§ **What is being asked**: Reproduce all the lines below exactly and omit the images.

Extracted data entries:

● ● ●

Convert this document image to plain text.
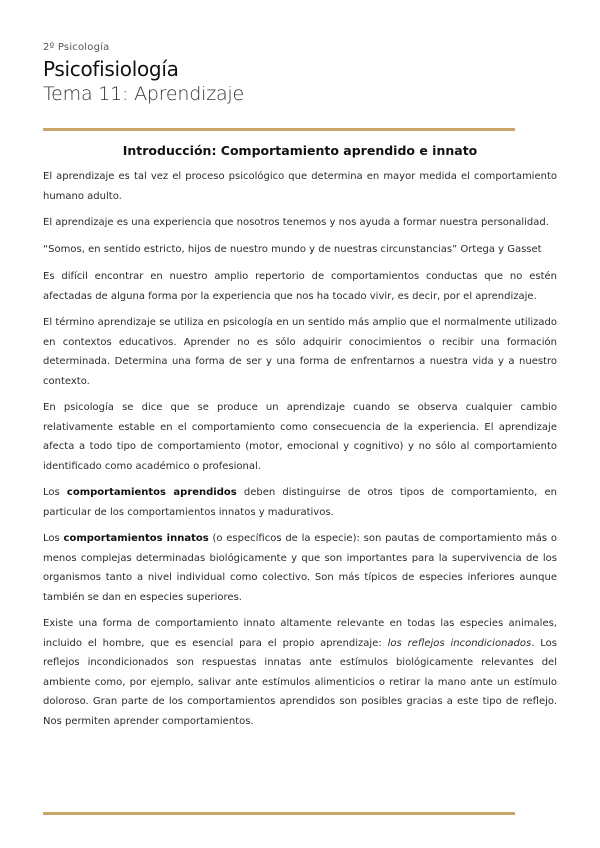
2º Psicología
Psicofisiología
Tema 11: Aprendizaje
Introducción: Comportamiento aprendido e innato

El aprendizaje es tal vez el proceso psicológico que determina en mayor medida el comportamiento humano adulto.

El aprendizaje es una experiencia que nosotros tenemos y nos ayuda a formar nuestra personalidad.

“Somos, en sentido estricto, hijos de nuestro mundo y de nuestras circunstancias” Ortega y Gasset

Es difícil encontrar en nuestro amplio repertorio de comportamientos conductas que no estén afectadas de alguna forma por la experiencia que nos ha tocado vivir, es decir, por el aprendizaje.

El término aprendizaje se utiliza en psicología en un sentido más amplio que el normalmente utilizado en contextos educativos. Aprender no es sólo adquirir conocimientos o recibir una formación determinada. Determina una forma de ser y una forma de enfrentarnos a nuestra vida y a nuestro contexto.

En psicología se dice que se produce un aprendizaje cuando se observa cualquier cambio relativamente estable en el comportamiento como consecuencia de la experiencia. El aprendizaje afecta a todo tipo de comportamiento (motor, emocional y cognitivo) y no sólo al comportamiento identificado como académico o profesional.

Los comportamientos aprendidos deben distinguirse de otros tipos de comportamiento, en particular de los comportamientos innatos y madurativos.

Los comportamientos innatos (o específicos de la especie): son pautas de comportamiento más o menos complejas determinadas biológicamente y que son importantes para la supervivencia de los organismos tanto a nivel individual como colectivo. Son más típicos de especies inferiores aunque también se dan en especies superiores.

Existe una forma de comportamiento innato altamente relevante en todas las especies animales, incluido el hombre, que es esencial para el propio aprendizaje: los reflejos incondicionados. Los reflejos incondicionados son respuestas innatas ante estímulos biológicamente relevantes del ambiente como, por ejemplo, salivar ante estímulos alimenticios o retirar la mano ante un estímulo doloroso. Gran parte de los comportamientos aprendidos son posibles gracias a este tipo de reflejo. Nos permiten aprender comportamientos.
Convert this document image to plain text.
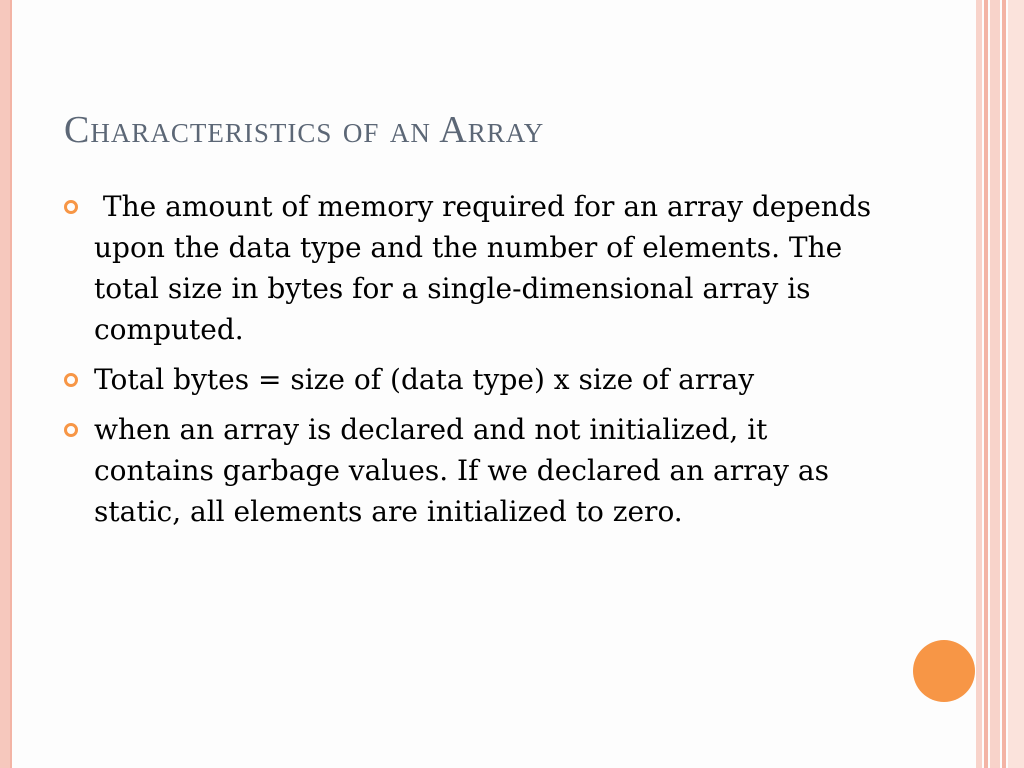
Characteristics of an Array
The amount of memory required for an array depends upon the data type and the number of elements. The total size in bytes for a single-dimensional array is computed.
Total bytes = size of (data type) x size of array
when an array is declared and not initialized, it contains garbage values. If we declared an array as static, all elements are initialized to zero.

● ● ●

§ **Response for this exercise**:
Convert this document image to plain text.
2º Psicología
Psicofisiología
Tema 11: Aprendizaje
Introducción: Comportamiento aprendido e innato

El aprendizaje es tal vez el proceso psicológico que determina en mayor medida el comportamiento humano adulto.

El aprendizaje es una experiencia que nosotros tenemos y nos ayuda a formar nuestra personalidad.

“Somos, en sentido estricto, hijos de nuestro mundo y de nuestras circunstancias” Ortega y Gasset

Es difícil encontrar en nuestro amplio repertorio de comportamientos conductas que no estén afectadas de alguna forma por la experiencia que nos ha tocado vivir, es decir, por el aprendizaje.

El término aprendizaje se utiliza en psicología en un sentido más amplio que el normalmente utilizado en contextos educativos. Aprender no es sólo adquirir conocimientos o recibir una formación determinada. Determina una forma de ser y una forma de enfrentarnos a nuestra vida y a nuestro contexto.

En psicología se dice que se produce un aprendizaje cuando se observa cualquier cambio relativamente estable en el comportamiento como consecuencia de la experiencia. El aprendizaje afecta a todo tipo de comportamiento (motor, emocional y cognitivo) y no sólo al comportamiento identificado como académico o profesional.

Los comportamientos aprendidos deben distinguirse de otros tipos de comportamiento, en particular de los comportamientos innatos y madurativos.

Los comportamientos innatos (o específicos de la especie): son pautas de comportamiento más o menos complejas determinadas biológicamente y que son importantes para la supervivencia de los organismos tanto a nivel individual como colectivo. Son más típicos de especies inferiores aunque también se dan en especies superiores.

Existe una forma de comportamiento innato altamente relevante en todas las especies animales, incluido el hombre, que es esencial para el propio aprendizaje: los reflejos incondicionados. Los reflejos incondicionados son respuestas innatas ante estímulos biológicamente relevantes del ambiente como, por ejemplo, salivar ante estímulos alimenticios o retirar la mano ante un estímulo doloroso. Gran parte de los comportamientos aprendidos son posibles gracias a este tipo de reflejo. Nos permiten aprender comportamientos.
Convert this document image to plain text.
Characteristics of an Array
The amount of memory required for an array depends upon the data type and the number of elements. The total size in bytes for a single-dimensional array is computed.
Total bytes = size of (data type) x size of array
when an array is declared and not initialized, it contains garbage values. If we declared an array as static, all elements are initialized to zero.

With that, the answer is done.